[Figure data in JSON]
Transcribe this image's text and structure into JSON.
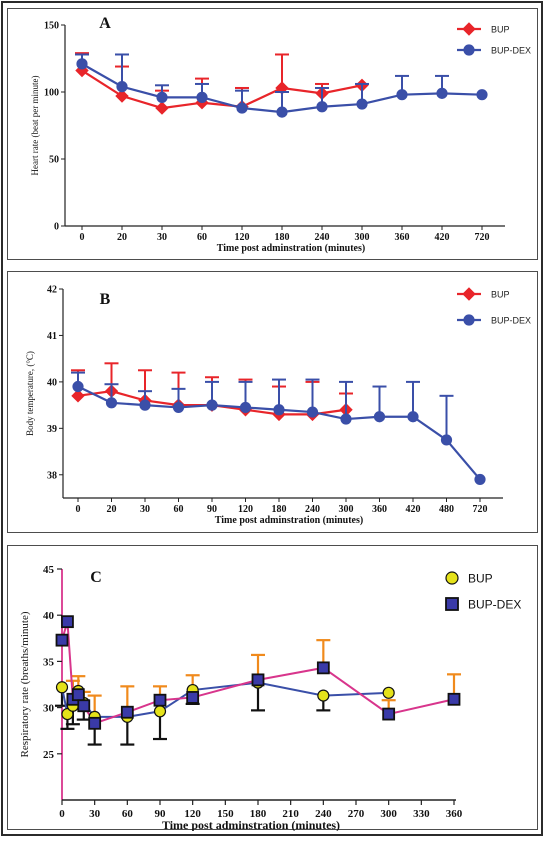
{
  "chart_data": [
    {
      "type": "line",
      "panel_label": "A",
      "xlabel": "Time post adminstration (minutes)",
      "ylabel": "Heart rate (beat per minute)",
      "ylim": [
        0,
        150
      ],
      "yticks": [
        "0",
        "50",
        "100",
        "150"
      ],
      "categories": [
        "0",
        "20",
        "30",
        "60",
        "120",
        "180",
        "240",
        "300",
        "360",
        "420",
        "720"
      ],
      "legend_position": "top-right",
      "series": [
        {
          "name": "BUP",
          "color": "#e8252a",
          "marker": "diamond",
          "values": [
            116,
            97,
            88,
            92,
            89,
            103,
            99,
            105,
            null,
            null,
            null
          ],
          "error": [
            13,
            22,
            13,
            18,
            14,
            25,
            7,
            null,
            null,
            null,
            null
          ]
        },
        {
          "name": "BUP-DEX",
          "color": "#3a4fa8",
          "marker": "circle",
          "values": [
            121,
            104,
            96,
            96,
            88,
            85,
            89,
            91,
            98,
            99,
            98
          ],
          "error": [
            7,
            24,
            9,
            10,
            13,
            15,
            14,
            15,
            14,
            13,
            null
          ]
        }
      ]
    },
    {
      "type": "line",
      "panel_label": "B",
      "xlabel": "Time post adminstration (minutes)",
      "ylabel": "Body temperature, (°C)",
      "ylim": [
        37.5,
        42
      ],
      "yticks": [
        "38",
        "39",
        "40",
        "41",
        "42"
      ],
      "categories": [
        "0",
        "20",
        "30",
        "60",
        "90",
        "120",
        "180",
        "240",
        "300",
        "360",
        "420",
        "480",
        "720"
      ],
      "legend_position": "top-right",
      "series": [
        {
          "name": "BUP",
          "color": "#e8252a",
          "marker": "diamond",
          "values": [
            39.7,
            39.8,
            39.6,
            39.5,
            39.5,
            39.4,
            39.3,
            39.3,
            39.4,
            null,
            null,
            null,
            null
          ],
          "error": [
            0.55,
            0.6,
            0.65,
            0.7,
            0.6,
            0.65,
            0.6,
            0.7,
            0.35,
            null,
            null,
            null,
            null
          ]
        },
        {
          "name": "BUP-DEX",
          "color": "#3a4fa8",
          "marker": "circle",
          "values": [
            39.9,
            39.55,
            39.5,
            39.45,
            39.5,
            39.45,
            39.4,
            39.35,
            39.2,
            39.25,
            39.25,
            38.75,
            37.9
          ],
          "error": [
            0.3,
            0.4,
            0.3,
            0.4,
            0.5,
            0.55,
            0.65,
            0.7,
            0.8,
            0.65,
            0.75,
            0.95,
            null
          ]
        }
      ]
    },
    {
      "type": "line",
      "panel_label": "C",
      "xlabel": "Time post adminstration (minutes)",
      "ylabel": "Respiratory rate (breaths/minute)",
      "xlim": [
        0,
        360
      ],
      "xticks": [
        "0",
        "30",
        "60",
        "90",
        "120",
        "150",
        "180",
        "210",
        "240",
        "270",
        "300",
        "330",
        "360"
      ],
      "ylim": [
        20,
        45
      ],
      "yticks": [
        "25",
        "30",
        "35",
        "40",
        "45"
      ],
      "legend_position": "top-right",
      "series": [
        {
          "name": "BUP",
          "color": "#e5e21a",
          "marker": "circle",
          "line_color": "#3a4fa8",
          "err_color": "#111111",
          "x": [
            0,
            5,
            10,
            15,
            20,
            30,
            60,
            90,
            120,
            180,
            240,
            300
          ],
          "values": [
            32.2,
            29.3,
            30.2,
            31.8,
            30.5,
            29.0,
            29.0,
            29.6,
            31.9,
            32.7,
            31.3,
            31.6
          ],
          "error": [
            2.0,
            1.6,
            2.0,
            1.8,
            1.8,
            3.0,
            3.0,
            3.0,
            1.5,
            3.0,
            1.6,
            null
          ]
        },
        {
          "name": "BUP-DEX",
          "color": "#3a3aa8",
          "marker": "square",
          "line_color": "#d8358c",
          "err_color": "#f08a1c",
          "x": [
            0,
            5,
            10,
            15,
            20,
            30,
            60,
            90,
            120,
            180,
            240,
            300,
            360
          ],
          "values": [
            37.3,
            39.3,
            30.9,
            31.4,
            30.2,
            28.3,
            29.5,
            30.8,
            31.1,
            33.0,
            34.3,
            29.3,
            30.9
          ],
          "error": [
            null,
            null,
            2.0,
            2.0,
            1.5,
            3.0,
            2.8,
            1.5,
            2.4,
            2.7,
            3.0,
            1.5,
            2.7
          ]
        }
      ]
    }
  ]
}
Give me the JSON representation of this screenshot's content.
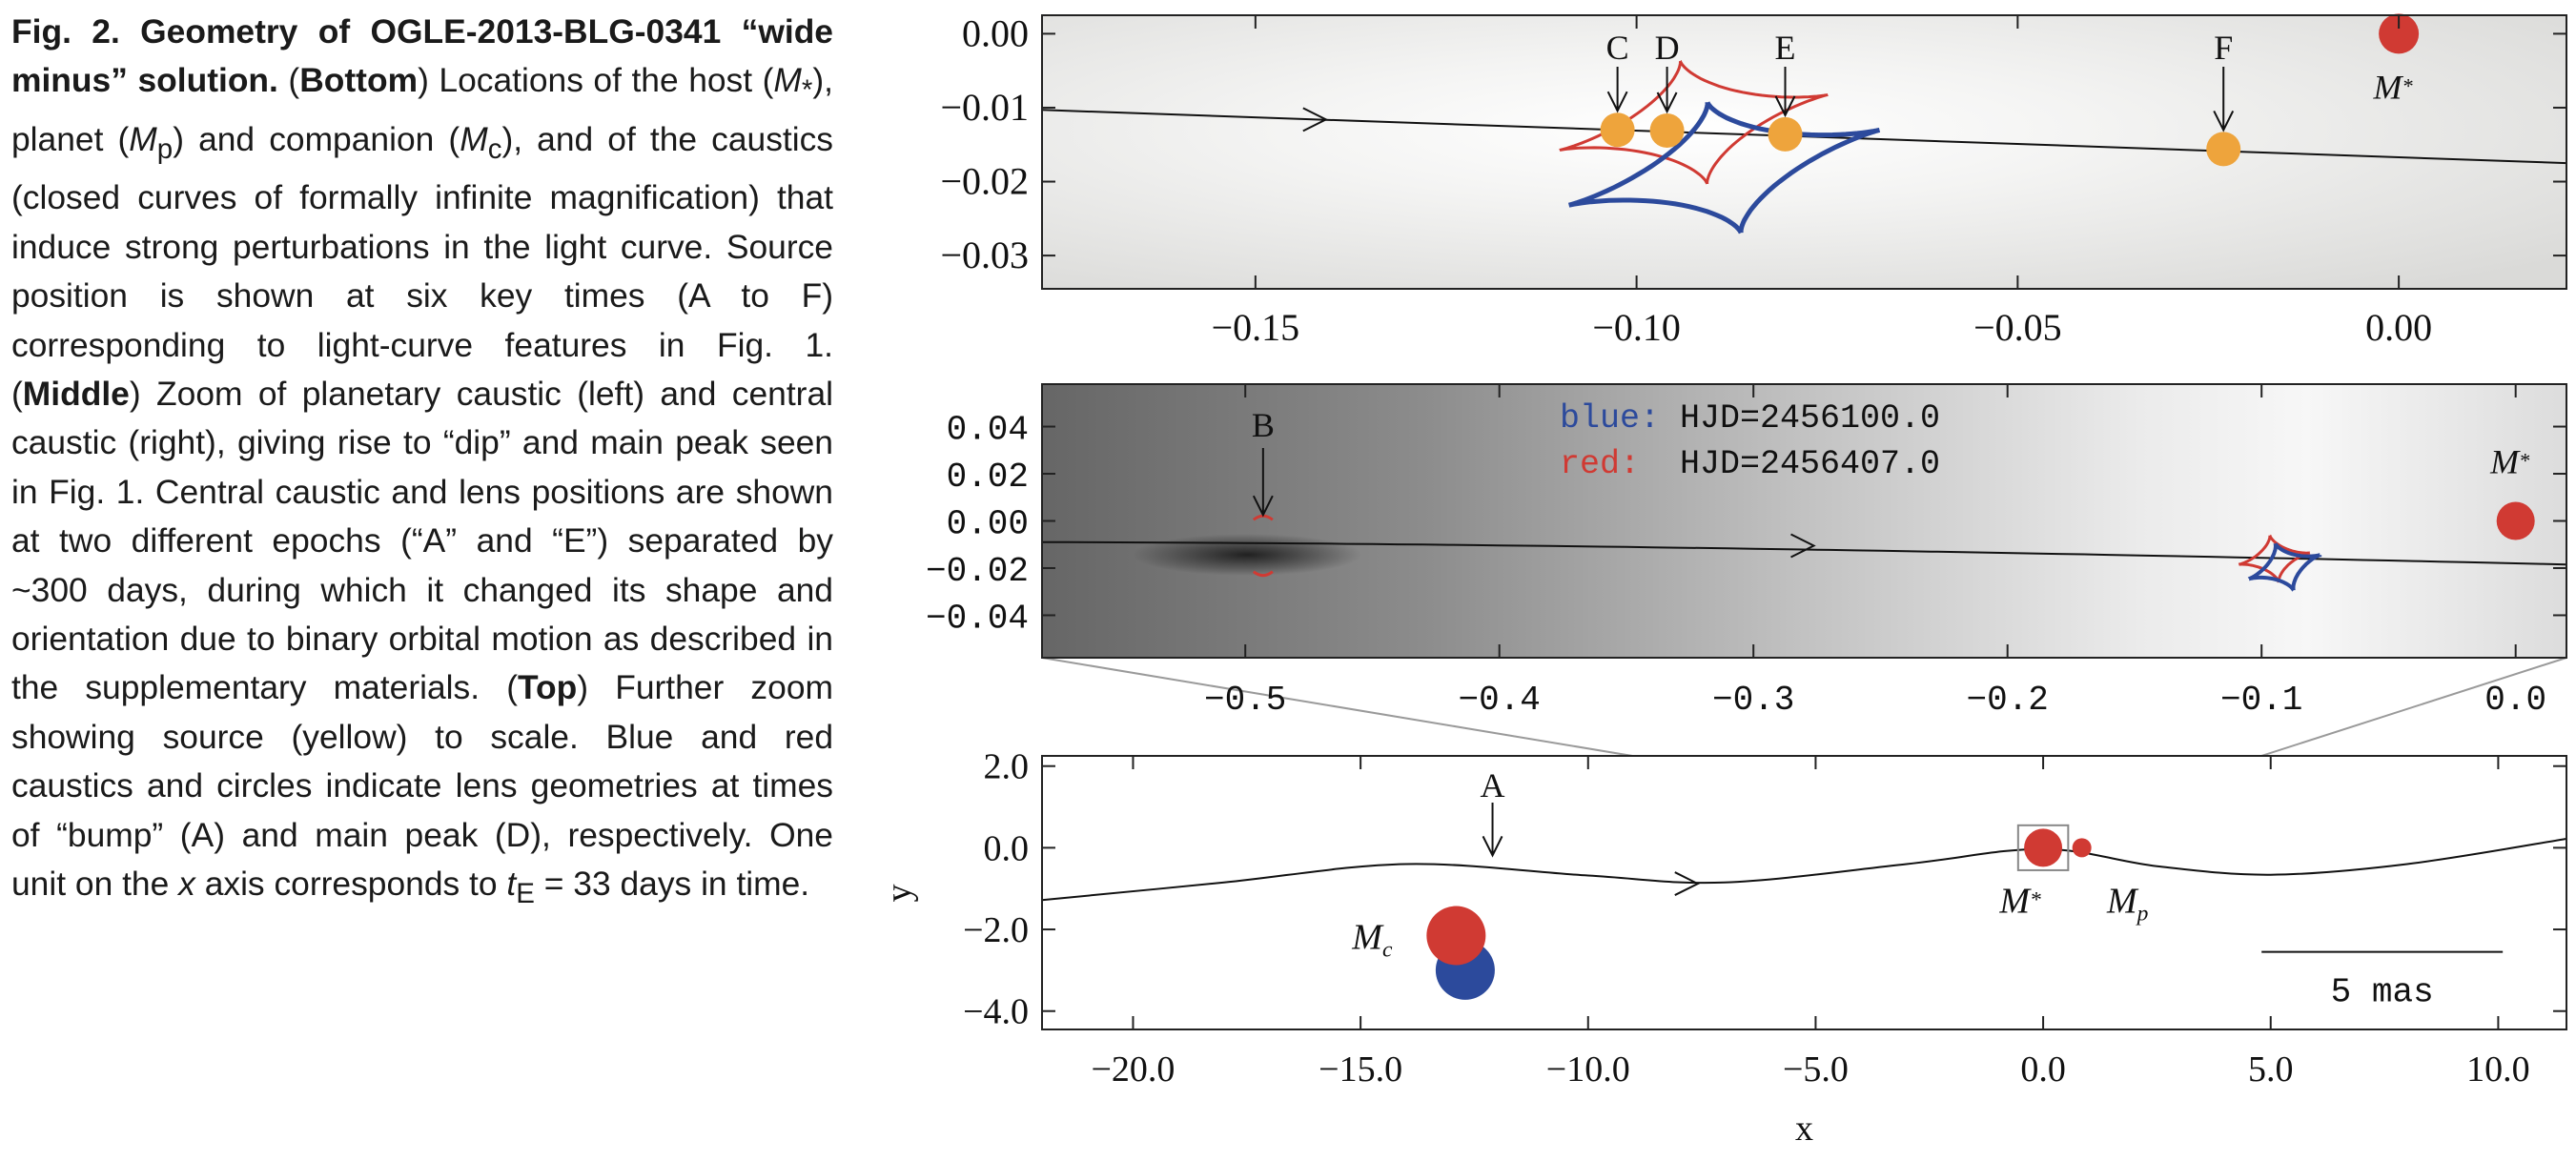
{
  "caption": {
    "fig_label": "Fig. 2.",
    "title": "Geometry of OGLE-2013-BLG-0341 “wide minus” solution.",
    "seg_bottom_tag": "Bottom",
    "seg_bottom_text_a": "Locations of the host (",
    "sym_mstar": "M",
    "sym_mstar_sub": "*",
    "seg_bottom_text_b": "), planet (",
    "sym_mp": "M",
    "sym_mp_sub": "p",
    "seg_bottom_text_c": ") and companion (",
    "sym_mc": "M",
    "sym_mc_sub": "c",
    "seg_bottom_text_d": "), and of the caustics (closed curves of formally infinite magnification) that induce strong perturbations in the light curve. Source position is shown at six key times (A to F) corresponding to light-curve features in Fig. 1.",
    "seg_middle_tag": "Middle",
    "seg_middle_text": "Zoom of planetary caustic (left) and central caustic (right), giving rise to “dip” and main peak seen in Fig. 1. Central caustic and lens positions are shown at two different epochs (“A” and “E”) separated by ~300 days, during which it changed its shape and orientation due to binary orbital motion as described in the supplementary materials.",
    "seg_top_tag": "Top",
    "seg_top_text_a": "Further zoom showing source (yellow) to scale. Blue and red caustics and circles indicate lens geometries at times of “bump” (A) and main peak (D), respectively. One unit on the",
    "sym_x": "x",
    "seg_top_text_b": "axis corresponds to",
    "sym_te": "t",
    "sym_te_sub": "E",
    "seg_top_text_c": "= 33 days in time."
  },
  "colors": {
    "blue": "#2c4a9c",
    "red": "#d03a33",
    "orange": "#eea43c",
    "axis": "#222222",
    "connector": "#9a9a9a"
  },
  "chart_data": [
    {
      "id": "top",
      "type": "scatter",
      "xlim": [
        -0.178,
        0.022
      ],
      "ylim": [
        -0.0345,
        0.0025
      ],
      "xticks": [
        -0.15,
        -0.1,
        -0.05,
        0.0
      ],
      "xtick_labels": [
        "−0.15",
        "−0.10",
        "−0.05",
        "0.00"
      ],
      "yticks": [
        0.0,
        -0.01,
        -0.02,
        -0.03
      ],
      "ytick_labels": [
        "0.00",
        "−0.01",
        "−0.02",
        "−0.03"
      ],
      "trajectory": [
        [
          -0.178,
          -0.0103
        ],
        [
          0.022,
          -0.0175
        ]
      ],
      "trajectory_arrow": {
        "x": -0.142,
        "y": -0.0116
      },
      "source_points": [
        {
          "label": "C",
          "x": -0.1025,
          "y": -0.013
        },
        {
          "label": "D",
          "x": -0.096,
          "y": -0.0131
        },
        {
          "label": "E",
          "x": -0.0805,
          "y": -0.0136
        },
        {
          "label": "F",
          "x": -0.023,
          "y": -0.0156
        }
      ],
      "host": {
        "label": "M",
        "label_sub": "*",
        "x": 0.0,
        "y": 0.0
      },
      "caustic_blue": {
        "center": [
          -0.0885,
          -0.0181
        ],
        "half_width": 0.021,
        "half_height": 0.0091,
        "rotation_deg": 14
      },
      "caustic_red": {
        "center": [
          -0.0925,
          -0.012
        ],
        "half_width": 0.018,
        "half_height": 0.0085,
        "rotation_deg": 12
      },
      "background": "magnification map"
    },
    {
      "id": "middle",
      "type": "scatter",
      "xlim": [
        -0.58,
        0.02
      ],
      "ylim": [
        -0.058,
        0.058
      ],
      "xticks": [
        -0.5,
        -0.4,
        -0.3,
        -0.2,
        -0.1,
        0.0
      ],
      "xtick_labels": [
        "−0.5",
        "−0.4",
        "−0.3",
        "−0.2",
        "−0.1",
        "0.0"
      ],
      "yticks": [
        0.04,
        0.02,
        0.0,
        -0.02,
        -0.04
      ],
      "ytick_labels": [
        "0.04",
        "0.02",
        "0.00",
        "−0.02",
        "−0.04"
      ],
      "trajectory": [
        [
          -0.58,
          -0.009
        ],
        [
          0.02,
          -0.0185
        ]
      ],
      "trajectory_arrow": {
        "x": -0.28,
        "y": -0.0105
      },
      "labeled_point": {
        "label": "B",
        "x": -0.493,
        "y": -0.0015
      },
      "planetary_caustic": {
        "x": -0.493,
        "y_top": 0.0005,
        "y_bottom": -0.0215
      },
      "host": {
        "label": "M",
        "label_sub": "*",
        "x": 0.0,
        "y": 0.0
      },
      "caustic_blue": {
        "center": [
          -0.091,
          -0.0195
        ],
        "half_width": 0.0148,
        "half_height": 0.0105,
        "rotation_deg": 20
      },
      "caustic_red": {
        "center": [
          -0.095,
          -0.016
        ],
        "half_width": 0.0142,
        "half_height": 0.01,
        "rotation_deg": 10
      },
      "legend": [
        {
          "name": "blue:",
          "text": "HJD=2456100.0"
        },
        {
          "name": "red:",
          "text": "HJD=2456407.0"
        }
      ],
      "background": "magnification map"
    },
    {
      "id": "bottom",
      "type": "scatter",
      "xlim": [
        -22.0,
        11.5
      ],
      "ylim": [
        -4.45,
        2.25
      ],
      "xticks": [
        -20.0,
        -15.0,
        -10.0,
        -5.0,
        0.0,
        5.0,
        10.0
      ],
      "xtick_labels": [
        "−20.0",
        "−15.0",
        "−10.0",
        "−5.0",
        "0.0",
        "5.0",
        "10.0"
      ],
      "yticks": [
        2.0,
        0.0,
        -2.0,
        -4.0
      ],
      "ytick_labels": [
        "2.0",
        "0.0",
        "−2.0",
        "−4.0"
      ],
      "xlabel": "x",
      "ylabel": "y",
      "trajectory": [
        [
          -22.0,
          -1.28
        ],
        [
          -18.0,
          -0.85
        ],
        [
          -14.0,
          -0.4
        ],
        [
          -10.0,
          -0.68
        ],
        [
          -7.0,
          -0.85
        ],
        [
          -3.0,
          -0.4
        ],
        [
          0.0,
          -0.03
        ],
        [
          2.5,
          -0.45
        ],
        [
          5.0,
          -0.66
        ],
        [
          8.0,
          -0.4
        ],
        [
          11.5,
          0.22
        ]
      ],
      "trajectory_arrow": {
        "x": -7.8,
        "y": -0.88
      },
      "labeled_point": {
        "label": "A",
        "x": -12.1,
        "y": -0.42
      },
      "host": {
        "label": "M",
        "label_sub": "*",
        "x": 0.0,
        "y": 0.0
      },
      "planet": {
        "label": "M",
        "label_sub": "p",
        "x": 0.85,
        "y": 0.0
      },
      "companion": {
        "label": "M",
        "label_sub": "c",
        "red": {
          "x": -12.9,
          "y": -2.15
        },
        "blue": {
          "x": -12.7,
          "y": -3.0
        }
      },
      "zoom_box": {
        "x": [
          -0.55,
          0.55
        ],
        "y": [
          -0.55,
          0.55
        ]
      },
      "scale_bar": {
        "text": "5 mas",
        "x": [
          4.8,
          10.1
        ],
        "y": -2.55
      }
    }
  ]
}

→ **WHAT TO DO**:
List each line of the records that holds the string "ylabel".

→ **FINISHED ANSWER**:
      "ylabel": "Heart rate (beat per minute)",
      "ylabel": "Body temperature, (°C)",
      "ylabel": "Respiratory rate (breaths/minute)",
      "ylabel": "y",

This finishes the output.